_WRITTEN PROBLEM_. Write out every line from the one containing "I need the location" through the one containing "table-bottom-rule: [22, 429, 708, 430]", reproducing each exactly and leaving the pictures out of your answer.

_TASK DATA_.
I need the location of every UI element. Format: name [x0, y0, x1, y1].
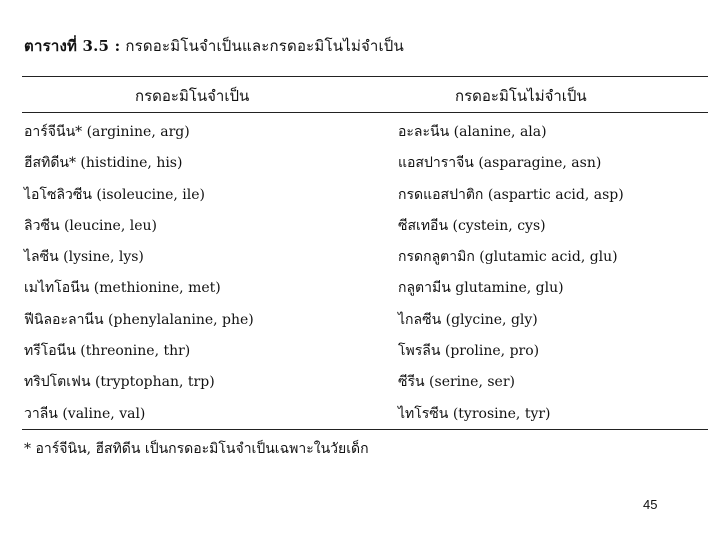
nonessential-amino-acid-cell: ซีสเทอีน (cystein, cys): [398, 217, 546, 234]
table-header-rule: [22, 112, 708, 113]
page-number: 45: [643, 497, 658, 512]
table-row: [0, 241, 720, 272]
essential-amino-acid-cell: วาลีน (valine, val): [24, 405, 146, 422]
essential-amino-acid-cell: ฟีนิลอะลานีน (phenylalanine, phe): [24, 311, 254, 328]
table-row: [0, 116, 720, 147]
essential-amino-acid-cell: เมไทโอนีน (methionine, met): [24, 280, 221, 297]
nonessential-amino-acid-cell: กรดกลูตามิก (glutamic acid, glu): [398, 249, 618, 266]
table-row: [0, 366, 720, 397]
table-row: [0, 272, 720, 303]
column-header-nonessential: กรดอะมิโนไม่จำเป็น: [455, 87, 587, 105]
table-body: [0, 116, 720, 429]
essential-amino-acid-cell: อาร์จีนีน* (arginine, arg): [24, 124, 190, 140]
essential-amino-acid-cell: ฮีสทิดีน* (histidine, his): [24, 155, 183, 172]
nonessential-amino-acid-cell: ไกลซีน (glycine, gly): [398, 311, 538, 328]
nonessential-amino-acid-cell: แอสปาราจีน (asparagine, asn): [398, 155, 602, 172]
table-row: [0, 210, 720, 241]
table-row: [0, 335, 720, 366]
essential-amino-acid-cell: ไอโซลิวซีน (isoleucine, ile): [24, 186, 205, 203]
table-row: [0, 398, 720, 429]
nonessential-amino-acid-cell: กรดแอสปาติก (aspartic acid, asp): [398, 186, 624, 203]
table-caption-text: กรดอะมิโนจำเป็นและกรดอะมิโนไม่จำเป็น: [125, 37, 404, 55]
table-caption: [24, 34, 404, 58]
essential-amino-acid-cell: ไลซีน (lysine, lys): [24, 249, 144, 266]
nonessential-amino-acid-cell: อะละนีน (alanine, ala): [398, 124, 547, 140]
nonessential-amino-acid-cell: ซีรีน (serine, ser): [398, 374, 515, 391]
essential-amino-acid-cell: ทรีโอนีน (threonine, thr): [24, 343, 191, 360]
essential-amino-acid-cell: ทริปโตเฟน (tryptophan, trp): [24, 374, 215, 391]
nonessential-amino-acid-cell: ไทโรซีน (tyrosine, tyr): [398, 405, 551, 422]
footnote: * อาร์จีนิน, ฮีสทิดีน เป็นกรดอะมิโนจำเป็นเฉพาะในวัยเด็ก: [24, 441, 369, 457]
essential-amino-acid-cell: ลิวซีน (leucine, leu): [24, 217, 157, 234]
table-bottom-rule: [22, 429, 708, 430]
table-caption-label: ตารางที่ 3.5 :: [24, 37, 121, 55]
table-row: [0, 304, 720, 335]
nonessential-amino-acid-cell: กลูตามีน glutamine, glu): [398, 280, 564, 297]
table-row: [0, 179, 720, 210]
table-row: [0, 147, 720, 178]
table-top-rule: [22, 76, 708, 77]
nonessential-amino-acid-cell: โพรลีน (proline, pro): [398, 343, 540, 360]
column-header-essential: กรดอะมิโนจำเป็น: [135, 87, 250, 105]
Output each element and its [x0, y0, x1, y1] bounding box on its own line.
==
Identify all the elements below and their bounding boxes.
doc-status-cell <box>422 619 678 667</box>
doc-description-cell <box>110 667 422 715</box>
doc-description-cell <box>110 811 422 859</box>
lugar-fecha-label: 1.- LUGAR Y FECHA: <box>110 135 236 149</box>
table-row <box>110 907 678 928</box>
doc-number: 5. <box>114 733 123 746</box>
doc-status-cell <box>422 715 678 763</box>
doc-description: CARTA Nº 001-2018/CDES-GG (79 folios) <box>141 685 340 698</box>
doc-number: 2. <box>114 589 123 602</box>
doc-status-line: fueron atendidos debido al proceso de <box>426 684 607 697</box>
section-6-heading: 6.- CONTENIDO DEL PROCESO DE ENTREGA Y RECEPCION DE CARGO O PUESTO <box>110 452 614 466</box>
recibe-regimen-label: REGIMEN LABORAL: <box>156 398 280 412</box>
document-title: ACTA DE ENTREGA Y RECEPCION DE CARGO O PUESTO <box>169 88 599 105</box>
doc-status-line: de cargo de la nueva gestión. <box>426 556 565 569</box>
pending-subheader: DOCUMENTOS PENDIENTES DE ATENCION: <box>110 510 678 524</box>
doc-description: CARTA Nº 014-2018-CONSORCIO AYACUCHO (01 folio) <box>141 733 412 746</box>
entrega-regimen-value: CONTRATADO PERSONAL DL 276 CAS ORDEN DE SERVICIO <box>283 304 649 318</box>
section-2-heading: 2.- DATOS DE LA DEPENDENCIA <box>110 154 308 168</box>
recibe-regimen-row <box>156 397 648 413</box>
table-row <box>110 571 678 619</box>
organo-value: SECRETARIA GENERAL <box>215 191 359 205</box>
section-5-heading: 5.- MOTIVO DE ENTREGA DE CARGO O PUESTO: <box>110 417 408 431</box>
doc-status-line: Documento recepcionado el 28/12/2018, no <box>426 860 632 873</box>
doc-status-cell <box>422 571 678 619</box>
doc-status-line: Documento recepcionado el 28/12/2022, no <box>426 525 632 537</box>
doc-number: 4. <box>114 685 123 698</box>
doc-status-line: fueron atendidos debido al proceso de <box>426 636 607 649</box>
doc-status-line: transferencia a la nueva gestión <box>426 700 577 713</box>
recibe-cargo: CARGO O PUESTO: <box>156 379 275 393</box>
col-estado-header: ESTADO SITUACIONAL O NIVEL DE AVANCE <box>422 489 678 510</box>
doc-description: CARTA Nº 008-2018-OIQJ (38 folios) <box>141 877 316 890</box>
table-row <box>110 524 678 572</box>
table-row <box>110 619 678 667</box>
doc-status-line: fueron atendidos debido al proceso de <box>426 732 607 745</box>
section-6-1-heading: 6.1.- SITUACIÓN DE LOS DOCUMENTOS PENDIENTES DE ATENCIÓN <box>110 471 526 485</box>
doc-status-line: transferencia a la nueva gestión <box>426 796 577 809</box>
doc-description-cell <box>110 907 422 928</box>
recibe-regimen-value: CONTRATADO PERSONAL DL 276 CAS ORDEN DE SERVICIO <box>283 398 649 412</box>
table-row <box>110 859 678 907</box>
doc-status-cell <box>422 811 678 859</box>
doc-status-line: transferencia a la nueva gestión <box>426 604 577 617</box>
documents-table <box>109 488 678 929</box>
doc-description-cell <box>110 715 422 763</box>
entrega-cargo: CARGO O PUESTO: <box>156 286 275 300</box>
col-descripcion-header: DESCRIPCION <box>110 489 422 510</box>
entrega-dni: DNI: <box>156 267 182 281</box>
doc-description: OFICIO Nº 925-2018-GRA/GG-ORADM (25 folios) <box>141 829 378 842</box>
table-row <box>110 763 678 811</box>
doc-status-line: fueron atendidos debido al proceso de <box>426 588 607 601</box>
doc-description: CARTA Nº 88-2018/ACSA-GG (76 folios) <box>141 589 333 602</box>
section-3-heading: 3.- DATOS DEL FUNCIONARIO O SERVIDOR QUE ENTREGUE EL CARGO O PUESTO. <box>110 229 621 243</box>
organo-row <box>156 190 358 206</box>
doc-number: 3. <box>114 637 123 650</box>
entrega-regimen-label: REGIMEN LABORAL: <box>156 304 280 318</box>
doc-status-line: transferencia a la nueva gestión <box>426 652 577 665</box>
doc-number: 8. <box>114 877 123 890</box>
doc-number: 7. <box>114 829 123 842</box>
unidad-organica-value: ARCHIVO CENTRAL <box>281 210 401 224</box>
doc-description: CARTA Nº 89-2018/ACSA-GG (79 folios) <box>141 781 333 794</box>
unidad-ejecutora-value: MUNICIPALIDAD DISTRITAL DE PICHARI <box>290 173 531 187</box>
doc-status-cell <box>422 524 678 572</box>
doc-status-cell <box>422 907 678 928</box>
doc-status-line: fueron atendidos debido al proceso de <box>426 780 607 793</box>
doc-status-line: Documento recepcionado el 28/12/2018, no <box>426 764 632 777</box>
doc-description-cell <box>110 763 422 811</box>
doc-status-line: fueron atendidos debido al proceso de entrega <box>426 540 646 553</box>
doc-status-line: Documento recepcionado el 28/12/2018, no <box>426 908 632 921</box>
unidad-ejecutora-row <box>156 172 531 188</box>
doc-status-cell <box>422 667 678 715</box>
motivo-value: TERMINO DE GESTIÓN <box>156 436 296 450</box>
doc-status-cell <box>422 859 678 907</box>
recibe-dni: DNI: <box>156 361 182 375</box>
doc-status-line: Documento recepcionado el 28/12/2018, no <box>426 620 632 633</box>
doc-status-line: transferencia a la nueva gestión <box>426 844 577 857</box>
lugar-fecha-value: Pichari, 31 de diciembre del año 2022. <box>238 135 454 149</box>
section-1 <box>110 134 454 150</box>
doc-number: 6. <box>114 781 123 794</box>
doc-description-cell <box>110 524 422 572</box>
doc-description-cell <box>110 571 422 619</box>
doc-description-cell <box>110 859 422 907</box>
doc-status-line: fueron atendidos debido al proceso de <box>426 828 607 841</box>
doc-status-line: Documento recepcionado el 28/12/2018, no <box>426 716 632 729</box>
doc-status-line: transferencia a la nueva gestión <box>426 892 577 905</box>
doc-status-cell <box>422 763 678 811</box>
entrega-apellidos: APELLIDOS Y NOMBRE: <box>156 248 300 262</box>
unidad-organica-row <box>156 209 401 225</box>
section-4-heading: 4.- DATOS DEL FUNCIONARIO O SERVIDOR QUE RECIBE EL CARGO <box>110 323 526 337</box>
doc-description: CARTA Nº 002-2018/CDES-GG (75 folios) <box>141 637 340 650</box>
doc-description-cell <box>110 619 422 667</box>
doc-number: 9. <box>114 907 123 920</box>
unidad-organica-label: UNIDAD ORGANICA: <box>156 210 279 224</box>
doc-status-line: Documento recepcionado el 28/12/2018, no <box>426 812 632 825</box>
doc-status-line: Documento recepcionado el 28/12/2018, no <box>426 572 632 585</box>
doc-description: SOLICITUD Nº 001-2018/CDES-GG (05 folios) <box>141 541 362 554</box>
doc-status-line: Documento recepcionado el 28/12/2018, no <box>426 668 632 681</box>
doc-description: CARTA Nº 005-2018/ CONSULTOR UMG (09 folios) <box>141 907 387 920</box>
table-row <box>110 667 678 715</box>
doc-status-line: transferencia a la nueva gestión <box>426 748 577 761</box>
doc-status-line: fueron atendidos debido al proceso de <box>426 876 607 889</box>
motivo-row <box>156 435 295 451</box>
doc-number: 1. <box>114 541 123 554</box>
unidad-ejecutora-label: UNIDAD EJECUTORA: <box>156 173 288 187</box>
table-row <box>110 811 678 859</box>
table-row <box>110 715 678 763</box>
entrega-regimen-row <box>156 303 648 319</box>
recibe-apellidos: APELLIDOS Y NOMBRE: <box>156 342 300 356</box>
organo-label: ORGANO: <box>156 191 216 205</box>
--
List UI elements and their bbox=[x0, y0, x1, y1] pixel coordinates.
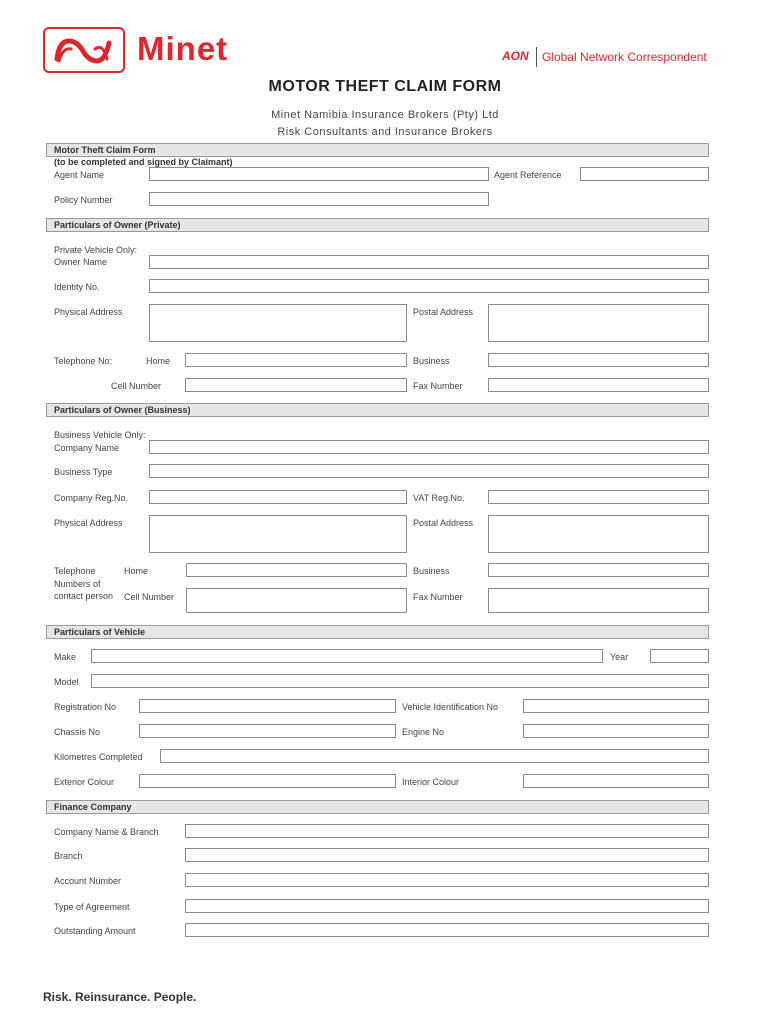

_FINISHED EXERCISE_.
I need the location of every UI element. Format: name [x0, y0, x1, y1].
nonessential-amino-acid-cell: ซีสเทอีน (cystein, cys): [398, 217, 546, 234]
table-header-rule: [22, 112, 708, 113]
page-number: 45: [643, 497, 658, 512]
table-row: [0, 241, 720, 272]
essential-amino-acid-cell: วาลีน (valine, val): [24, 405, 146, 422]
essential-amino-acid-cell: ฟีนิลอะลานีน (phenylalanine, phe): [24, 311, 254, 328]
table-row: [0, 116, 720, 147]
essential-amino-acid-cell: เมไทโอนีน (methionine, met): [24, 280, 221, 297]
nonessential-amino-acid-cell: กรดกลูตามิก (glutamic acid, glu): [398, 249, 618, 266]
table-row: [0, 366, 720, 397]
table-row: [0, 272, 720, 303]
column-header-nonessential: กรดอะมิโนไม่จำเป็น: [455, 87, 587, 105]
table-body: [0, 116, 720, 429]
essential-amino-acid-cell: อาร์จีนีน* (arginine, arg): [24, 124, 190, 140]
essential-amino-acid-cell: ฮีสทิดีน* (histidine, his): [24, 155, 183, 172]
nonessential-amino-acid-cell: ไกลซีน (glycine, gly): [398, 311, 538, 328]
nonessential-amino-acid-cell: แอสปาราจีน (asparagine, asn): [398, 155, 602, 172]
table-row: [0, 210, 720, 241]
table-row: [0, 335, 720, 366]
essential-amino-acid-cell: ไอโซลิวซีน (isoleucine, ile): [24, 186, 205, 203]
table-row: [0, 398, 720, 429]
nonessential-amino-acid-cell: กรดแอสปาติก (aspartic acid, asp): [398, 186, 624, 203]
table-caption-text: กรดอะมิโนจำเป็นและกรดอะมิโนไม่จำเป็น: [125, 37, 404, 55]
table-caption: [24, 34, 404, 58]
essential-amino-acid-cell: ไลซีน (lysine, lys): [24, 249, 144, 266]
nonessential-amino-acid-cell: อะละนีน (alanine, ala): [398, 124, 547, 140]
nonessential-amino-acid-cell: ซีรีน (serine, ser): [398, 374, 515, 391]
essential-amino-acid-cell: ทรีโอนีน (threonine, thr): [24, 343, 191, 360]
essential-amino-acid-cell: ทริปโตเฟน (tryptophan, trp): [24, 374, 215, 391]
nonessential-amino-acid-cell: ไทโรซีน (tyrosine, tyr): [398, 405, 551, 422]
footnote: * อาร์จีนิน, ฮีสทิดีน เป็นกรดอะมิโนจำเป็นเฉพาะในวัยเด็ก: [24, 441, 369, 457]
essential-amino-acid-cell: ลิวซีน (leucine, leu): [24, 217, 157, 234]
table-bottom-rule: [22, 429, 708, 430]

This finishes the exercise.